▶ **Set exercise**
Whenever a line contains the string "skupnost", copy it out of the entries.

▶ **Given entries**
····················

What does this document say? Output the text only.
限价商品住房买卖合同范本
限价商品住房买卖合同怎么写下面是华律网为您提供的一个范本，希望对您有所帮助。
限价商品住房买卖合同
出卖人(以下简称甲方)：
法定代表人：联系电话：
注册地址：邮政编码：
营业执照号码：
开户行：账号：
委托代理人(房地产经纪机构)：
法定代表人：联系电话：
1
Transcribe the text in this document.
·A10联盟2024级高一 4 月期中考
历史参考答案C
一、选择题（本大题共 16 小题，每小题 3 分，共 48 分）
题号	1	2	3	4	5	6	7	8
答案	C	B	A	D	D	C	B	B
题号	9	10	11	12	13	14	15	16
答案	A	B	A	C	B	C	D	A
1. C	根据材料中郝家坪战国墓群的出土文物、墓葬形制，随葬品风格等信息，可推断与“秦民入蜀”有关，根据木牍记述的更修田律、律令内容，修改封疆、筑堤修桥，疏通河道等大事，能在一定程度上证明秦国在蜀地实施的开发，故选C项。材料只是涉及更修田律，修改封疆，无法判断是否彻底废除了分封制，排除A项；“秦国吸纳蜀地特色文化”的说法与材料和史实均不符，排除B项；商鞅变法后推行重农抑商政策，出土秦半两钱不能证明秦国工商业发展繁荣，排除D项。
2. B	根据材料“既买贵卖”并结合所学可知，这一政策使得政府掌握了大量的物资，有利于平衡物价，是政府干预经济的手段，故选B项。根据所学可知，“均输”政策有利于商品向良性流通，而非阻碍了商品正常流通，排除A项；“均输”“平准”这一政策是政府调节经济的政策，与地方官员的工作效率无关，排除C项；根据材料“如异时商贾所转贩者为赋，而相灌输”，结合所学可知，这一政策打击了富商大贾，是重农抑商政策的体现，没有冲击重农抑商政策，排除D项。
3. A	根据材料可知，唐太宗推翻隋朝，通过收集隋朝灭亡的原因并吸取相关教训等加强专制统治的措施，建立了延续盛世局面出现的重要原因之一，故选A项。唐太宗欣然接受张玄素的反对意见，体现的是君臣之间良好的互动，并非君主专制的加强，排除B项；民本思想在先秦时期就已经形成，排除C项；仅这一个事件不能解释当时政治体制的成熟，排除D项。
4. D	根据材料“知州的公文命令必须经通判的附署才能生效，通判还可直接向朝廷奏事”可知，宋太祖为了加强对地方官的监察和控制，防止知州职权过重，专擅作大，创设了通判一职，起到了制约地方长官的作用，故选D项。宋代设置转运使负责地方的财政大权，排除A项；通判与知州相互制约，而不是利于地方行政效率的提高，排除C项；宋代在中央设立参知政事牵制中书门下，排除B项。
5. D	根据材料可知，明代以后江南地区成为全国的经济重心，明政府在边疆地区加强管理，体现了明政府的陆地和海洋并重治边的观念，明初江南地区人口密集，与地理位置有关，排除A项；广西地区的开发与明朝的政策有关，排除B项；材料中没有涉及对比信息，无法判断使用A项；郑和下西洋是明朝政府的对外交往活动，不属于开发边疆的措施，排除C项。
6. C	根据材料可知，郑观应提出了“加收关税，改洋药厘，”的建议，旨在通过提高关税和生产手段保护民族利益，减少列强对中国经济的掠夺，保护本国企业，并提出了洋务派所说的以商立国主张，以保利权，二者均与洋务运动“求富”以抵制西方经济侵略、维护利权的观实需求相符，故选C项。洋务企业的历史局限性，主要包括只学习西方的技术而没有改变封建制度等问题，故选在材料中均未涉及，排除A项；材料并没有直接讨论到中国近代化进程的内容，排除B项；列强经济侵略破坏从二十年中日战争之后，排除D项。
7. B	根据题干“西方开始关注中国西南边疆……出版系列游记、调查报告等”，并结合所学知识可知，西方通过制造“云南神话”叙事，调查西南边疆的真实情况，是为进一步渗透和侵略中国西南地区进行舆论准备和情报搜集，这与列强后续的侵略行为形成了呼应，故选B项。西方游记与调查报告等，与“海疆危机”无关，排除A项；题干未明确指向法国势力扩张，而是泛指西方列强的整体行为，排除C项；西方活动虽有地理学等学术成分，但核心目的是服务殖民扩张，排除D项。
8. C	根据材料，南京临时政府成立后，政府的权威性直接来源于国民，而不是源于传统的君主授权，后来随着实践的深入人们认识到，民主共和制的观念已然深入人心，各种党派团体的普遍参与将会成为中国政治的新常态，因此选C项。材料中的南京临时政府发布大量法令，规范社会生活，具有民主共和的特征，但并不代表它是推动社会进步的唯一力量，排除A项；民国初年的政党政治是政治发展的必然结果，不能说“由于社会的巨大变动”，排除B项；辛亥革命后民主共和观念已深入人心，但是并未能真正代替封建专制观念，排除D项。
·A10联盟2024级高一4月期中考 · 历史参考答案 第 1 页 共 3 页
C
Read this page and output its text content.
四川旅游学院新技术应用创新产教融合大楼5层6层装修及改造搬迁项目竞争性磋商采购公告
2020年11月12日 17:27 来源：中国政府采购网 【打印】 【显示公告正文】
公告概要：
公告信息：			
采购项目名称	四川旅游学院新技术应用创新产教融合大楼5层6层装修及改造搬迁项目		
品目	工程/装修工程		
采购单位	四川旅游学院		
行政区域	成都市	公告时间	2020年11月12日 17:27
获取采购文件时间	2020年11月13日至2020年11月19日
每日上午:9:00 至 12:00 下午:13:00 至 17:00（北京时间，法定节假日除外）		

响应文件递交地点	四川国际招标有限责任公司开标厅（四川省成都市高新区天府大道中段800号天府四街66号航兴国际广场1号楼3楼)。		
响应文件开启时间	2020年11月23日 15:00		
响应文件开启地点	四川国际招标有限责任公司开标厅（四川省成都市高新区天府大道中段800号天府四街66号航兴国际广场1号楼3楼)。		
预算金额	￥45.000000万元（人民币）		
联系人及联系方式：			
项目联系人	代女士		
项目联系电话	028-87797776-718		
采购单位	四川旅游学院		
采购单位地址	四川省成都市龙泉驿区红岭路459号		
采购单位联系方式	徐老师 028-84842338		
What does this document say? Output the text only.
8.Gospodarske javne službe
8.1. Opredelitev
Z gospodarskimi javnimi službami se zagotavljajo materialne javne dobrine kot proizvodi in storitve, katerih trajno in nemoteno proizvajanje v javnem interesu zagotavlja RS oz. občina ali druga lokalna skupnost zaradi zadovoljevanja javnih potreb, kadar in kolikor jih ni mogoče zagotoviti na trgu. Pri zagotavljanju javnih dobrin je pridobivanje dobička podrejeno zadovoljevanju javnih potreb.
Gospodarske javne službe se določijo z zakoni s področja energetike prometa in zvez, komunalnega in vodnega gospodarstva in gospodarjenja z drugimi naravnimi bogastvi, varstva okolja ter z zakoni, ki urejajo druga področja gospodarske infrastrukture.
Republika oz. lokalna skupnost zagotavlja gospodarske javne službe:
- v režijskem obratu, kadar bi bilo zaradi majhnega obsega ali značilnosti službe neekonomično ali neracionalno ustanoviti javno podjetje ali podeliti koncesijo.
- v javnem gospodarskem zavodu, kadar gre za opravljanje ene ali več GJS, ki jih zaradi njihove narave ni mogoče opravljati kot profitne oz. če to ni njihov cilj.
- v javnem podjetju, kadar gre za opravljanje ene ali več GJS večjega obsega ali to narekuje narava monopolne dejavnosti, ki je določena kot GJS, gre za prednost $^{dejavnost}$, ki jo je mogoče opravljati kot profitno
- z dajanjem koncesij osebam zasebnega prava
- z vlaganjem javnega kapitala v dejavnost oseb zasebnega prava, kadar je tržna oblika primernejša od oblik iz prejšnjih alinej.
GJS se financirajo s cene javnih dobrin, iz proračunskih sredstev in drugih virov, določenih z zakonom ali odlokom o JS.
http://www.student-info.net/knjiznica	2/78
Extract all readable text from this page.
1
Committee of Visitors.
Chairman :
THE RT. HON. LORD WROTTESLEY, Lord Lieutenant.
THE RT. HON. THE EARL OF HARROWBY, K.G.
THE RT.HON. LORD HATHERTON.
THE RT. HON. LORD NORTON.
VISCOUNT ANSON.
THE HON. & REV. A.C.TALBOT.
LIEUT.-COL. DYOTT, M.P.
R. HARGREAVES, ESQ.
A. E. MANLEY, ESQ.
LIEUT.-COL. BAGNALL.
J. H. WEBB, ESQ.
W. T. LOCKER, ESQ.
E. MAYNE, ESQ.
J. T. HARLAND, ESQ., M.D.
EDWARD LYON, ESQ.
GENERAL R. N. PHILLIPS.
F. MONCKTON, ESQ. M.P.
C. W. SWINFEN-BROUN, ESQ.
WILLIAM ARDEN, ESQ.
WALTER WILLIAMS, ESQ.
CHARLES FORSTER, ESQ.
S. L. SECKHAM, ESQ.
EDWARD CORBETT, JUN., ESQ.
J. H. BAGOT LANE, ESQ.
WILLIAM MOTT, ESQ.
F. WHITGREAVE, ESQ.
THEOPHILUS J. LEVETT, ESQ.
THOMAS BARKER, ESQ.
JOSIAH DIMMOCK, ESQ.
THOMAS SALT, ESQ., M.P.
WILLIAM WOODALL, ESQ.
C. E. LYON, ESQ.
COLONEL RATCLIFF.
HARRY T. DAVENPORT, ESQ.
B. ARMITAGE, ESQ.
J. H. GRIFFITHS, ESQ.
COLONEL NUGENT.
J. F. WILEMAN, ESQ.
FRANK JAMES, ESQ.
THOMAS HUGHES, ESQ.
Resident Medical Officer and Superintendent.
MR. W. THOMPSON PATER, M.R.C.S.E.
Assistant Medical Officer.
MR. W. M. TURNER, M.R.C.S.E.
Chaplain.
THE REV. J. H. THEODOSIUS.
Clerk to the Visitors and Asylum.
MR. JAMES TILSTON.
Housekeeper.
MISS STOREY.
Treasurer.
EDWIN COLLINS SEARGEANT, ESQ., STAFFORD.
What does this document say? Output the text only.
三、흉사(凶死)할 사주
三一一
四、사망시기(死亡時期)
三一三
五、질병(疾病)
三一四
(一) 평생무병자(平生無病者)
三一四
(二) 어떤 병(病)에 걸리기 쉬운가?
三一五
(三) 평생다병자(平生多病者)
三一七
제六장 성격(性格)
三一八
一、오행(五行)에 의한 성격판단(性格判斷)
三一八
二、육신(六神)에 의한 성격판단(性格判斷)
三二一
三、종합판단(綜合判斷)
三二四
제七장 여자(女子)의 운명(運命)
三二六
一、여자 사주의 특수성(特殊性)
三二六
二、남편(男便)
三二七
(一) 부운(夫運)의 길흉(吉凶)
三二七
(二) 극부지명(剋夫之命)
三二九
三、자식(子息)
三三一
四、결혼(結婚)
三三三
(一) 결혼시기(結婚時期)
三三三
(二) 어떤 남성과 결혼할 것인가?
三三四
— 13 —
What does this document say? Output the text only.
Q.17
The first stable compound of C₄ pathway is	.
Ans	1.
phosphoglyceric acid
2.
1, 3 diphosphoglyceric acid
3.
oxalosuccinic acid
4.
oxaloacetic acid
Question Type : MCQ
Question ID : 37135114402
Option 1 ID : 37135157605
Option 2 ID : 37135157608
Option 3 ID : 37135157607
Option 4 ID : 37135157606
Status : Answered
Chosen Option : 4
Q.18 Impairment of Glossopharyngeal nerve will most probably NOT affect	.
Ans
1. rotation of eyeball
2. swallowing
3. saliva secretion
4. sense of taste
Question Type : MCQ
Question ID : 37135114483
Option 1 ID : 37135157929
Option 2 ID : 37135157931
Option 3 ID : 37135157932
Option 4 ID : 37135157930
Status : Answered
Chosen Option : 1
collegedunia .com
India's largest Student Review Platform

····················

▶ **Answer below**
Z gospodarskimi javnimi službami se zagotavljajo materialne javne dobrine kot proizvodi in storitve, katerih trajno in nemoteno proizvajanje v javnem interesu zagotavlja RS oz. občina ali druga lokalna skupnost zaradi zadovoljevanja javnih potreb, kadar in kolikor jih ni mogoče zagotoviti na trgu. Pri zagotavljanju javnih dobrin je pridobivanje dobička podrejeno zadovoljevanju javnih potreb.
Republika oz. lokalna skupnost zagotavlja gospodarske javne službe:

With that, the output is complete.